> Exercise goal: Print all records exactly, leaving nothing out.

> Record list:
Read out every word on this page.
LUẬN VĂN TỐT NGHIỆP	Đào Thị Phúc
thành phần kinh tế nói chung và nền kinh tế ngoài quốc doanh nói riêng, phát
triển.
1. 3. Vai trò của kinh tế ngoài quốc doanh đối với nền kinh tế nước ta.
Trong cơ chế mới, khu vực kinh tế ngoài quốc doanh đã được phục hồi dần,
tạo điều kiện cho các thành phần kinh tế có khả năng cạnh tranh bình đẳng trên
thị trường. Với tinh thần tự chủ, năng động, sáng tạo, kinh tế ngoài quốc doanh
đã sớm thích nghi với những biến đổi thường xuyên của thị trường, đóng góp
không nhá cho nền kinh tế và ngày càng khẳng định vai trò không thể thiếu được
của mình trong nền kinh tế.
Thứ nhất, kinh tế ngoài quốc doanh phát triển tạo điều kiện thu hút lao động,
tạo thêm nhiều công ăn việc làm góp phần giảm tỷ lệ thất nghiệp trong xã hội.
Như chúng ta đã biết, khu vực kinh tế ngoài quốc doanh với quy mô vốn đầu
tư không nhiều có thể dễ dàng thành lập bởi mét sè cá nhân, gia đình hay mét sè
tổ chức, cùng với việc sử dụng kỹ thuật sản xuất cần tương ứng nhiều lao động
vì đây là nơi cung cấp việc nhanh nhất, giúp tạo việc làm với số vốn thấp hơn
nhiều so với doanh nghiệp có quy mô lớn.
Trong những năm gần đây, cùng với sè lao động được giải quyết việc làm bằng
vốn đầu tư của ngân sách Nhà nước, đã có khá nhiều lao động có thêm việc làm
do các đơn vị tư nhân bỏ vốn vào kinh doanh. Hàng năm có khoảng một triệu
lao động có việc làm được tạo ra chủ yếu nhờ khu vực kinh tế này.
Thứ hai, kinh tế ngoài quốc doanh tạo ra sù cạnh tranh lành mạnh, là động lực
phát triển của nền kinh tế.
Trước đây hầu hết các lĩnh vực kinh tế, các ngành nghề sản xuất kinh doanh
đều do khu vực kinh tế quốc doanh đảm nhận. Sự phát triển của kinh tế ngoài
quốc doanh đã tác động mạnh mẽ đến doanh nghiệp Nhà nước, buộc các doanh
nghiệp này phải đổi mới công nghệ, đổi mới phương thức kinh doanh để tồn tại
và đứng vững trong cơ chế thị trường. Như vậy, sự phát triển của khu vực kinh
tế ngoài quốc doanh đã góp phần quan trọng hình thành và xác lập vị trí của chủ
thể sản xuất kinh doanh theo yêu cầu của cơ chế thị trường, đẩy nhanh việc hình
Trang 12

> Expected answer:
Read out every word on this page.
LUẬN VĂN TỐT NGHIỆP	Đào Thị Phúc
thành phần kinh tế nói chung và nền kinh tế ngoài quốc doanh nói riêng, phát
triển.
1. 3. Vai trò của kinh tế ngoài quốc doanh đối với nền kinh tế nước ta.
Trong cơ chế mới, khu vực kinh tế ngoài quốc doanh đã được phục hồi dần,
tạo điều kiện cho các thành phần kinh tế có khả năng cạnh tranh bình đẳng trên
thị trường. Với tinh thần tự chủ, năng động, sáng tạo, kinh tế ngoài quốc doanh
đã sớm thích nghi với những biến đổi thường xuyên của thị trường, đóng góp
không nhá cho nền kinh tế và ngày càng khẳng định vai trò không thể thiếu được
của mình trong nền kinh tế.
Thứ nhất, kinh tế ngoài quốc doanh phát triển tạo điều kiện thu hút lao động,
tạo thêm nhiều công ăn việc làm góp phần giảm tỷ lệ thất nghiệp trong xã hội.
Như chúng ta đã biết, khu vực kinh tế ngoài quốc doanh với quy mô vốn đầu
tư không nhiều có thể dễ dàng thành lập bởi mét sè cá nhân, gia đình hay mét sè
tổ chức, cùng với việc sử dụng kỹ thuật sản xuất cần tương ứng nhiều lao động
vì đây là nơi cung cấp việc nhanh nhất, giúp tạo việc làm với số vốn thấp hơn
nhiều so với doanh nghiệp có quy mô lớn.
Trong những năm gần đây, cùng với sè lao động được giải quyết việc làm bằng
vốn đầu tư của ngân sách Nhà nước, đã có khá nhiều lao động có thêm việc làm
do các đơn vị tư nhân bỏ vốn vào kinh doanh. Hàng năm có khoảng một triệu
lao động có việc làm được tạo ra chủ yếu nhờ khu vực kinh tế này.
Thứ hai, kinh tế ngoài quốc doanh tạo ra sù cạnh tranh lành mạnh, là động lực
phát triển của nền kinh tế.
Trước đây hầu hết các lĩnh vực kinh tế, các ngành nghề sản xuất kinh doanh
đều do khu vực kinh tế quốc doanh đảm nhận. Sự phát triển của kinh tế ngoài
quốc doanh đã tác động mạnh mẽ đến doanh nghiệp Nhà nước, buộc các doanh
nghiệp này phải đổi mới công nghệ, đổi mới phương thức kinh doanh để tồn tại
và đứng vững trong cơ chế thị trường. Như vậy, sự phát triển của khu vực kinh
tế ngoài quốc doanh đã góp phần quan trọng hình thành và xác lập vị trí của chủ
thể sản xuất kinh doanh theo yêu cầu của cơ chế thị trường, đẩy nhanh việc hình
Trang 12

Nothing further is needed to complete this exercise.